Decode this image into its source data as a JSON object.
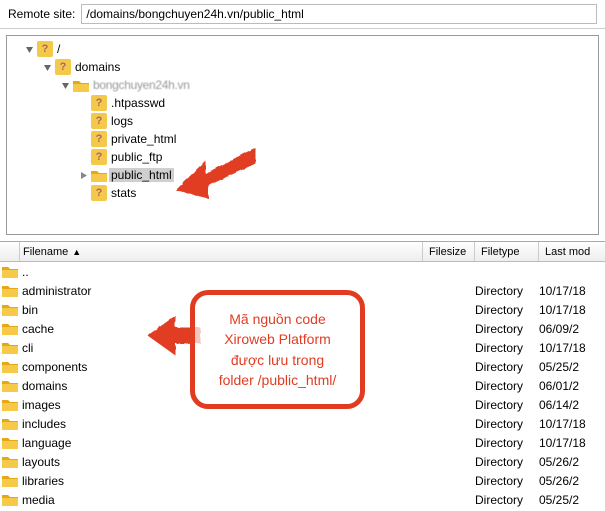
{
  "topbar": {
    "label": "Remote site:",
    "path": "/domains/bongchuyen24h.vn/public_html"
  },
  "tree": {
    "root": "/",
    "domains": "domains",
    "host_blur": "bongchuyen24h.vn",
    "htpasswd": ".htpasswd",
    "logs": "logs",
    "private_html": "private_html",
    "public_ftp": "public_ftp",
    "public_html": "public_html",
    "stats": "stats"
  },
  "list": {
    "header": {
      "filename": "Filename",
      "filesize": "Filesize",
      "filetype": "Filetype",
      "lastmod": "Last mod"
    },
    "rows": [
      {
        "name": "..",
        "size": "",
        "type": "",
        "date": ""
      },
      {
        "name": "administrator",
        "size": "",
        "type": "Directory",
        "date": "10/17/18"
      },
      {
        "name": "bin",
        "size": "",
        "type": "Directory",
        "date": "10/17/18"
      },
      {
        "name": "cache",
        "size": "",
        "type": "Directory",
        "date": "06/09/2"
      },
      {
        "name": "cli",
        "size": "",
        "type": "Directory",
        "date": "10/17/18"
      },
      {
        "name": "components",
        "size": "",
        "type": "Directory",
        "date": "05/25/2"
      },
      {
        "name": "domains",
        "size": "",
        "type": "Directory",
        "date": "06/01/2"
      },
      {
        "name": "images",
        "size": "",
        "type": "Directory",
        "date": "06/14/2"
      },
      {
        "name": "includes",
        "size": "",
        "type": "Directory",
        "date": "10/17/18"
      },
      {
        "name": "language",
        "size": "",
        "type": "Directory",
        "date": "10/17/18"
      },
      {
        "name": "layouts",
        "size": "",
        "type": "Directory",
        "date": "05/26/2"
      },
      {
        "name": "libraries",
        "size": "",
        "type": "Directory",
        "date": "05/26/2"
      },
      {
        "name": "media",
        "size": "",
        "type": "Directory",
        "date": "05/25/2"
      }
    ]
  },
  "annotation": {
    "line1": "Mã nguồn code",
    "line2": "Xiroweb Platform",
    "line3": "được lưu trong",
    "line4": "folder /public_html/"
  }
}
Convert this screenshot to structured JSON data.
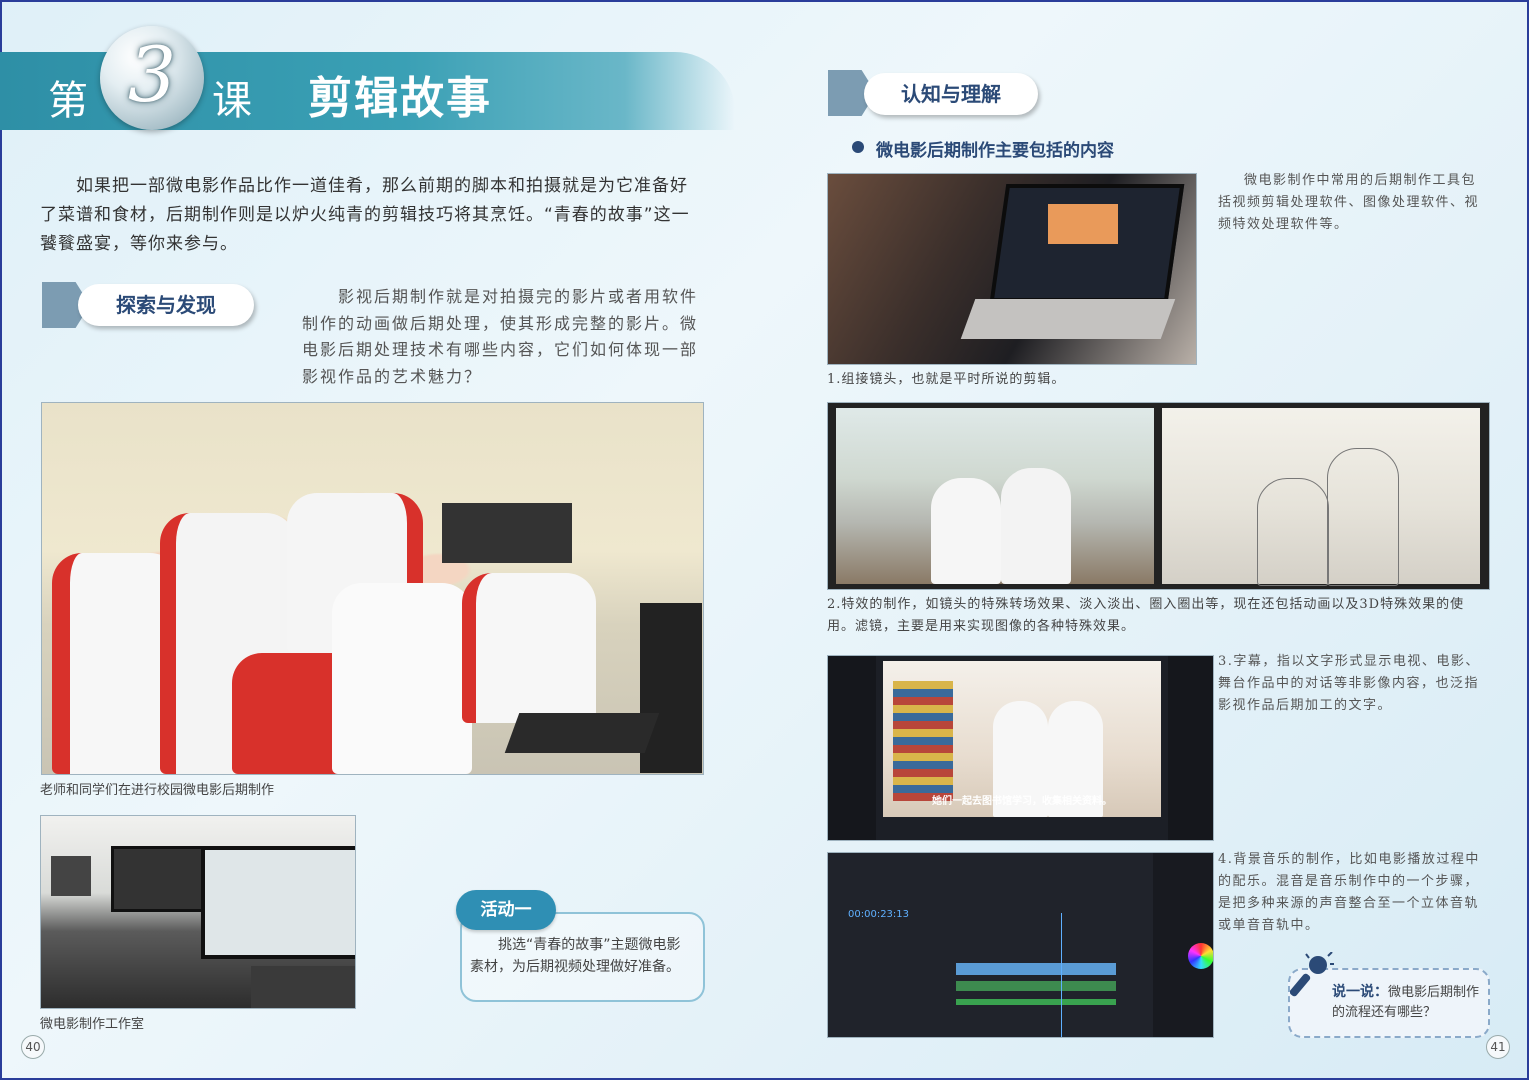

+ + + +

Reproduce each entry precisely, dropping only the pictures.

Decode this image into its source data as a JSON object.
{
  "topbar": {
    "label": "Remote site:",
    "path": "/domains/bongchuyen24h.vn/public_html"
  },
  "tree": {
    "root": "/",
    "domains": "domains",
    "host_blur": "bongchuyen24h.vn",
    "htpasswd": ".htpasswd",
    "logs": "logs",
    "private_html": "private_html",
    "public_ftp": "public_ftp",
    "public_html": "public_html",
    "stats": "stats"
  },
  "list": {
    "header": {
      "filename": "Filename",
      "filesize": "Filesize",
      "filetype": "Filetype",
      "lastmod": "Last mod"
    },
    "rows": [
      {
        "name": "..",
        "size": "",
        "type": "",
        "date": ""
      },
      {
        "name": "administrator",
        "size": "",
        "type": "Directory",
        "date": "10/17/18"
      },
      {
        "name": "bin",
        "size": "",
        "type": "Directory",
        "date": "10/17/18"
      },
      {
        "name": "cache",
        "size": "",
        "type": "Directory",
        "date": "06/09/2"
      },
      {
        "name": "cli",
        "size": "",
        "type": "Directory",
        "date": "10/17/18"
      },
      {
        "name": "components",
        "size": "",
        "type": "Directory",
        "date": "05/25/2"
      },
      {
        "name": "domains",
        "size": "",
        "type": "Directory",
        "date": "06/01/2"
      },
      {
        "name": "images",
        "size": "",
        "type": "Directory",
        "date": "06/14/2"
      },
      {
        "name": "includes",
        "size": "",
        "type": "Directory",
        "date": "10/17/18"
      },
      {
        "name": "language",
        "size": "",
        "type": "Directory",
        "date": "10/17/18"
      },
      {
        "name": "layouts",
        "size": "",
        "type": "Directory",
        "date": "05/26/2"
      },
      {
        "name": "libraries",
        "size": "",
        "type": "Directory",
        "date": "05/26/2"
      },
      {
        "name": "media",
        "size": "",
        "type": "Directory",
        "date": "05/25/2"
      }
    ]
  },
  "annotation": {
    "line1": "Mã nguồn code",
    "line2": "Xiroweb Platform",
    "line3": "được lưu trong",
    "line4": "folder /public_html/"
  }
}
Convert this screenshot to structured JSON data.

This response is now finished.